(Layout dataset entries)

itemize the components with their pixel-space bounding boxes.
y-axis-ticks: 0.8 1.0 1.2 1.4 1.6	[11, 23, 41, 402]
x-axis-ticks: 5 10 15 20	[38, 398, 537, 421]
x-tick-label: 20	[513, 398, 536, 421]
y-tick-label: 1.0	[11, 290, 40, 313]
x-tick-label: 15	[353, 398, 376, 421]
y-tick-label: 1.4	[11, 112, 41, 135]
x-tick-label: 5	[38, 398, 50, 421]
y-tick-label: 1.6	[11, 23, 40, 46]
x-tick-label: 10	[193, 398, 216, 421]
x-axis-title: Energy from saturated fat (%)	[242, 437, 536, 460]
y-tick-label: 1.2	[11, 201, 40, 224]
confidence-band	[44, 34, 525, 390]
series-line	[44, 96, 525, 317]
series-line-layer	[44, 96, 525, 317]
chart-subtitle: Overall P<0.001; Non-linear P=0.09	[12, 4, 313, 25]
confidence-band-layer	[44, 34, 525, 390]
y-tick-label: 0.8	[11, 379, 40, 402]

The exercise: Substitute "horizontal-tick-label" for each "x-tick-label" in the records above, and write the records out again with everything else left as it is.

Correct response:
itemize the components with their pixel-space bounding boxes.
y-axis-ticks: 0.8 1.0 1.2 1.4 1.6	[11, 23, 41, 402]
x-axis-ticks: 5 10 15 20	[38, 398, 537, 421]
horizontal-tick-label: 20	[513, 398, 536, 421]
y-tick-label: 1.0	[11, 290, 40, 313]
horizontal-tick-label: 15	[353, 398, 376, 421]
y-tick-label: 1.4	[11, 112, 41, 135]
horizontal-tick-label: 5	[38, 398, 50, 421]
y-tick-label: 1.6	[11, 23, 40, 46]
horizontal-tick-label: 10	[193, 398, 216, 421]
x-axis-title: Energy from saturated fat (%)	[242, 437, 536, 460]
y-tick-label: 1.2	[11, 201, 40, 224]
confidence-band	[44, 34, 525, 390]
series-line	[44, 96, 525, 317]
series-line-layer	[44, 96, 525, 317]
chart-subtitle: Overall P<0.001; Non-linear P=0.09	[12, 4, 313, 25]
confidence-band-layer	[44, 34, 525, 390]
y-tick-label: 0.8	[11, 379, 40, 402]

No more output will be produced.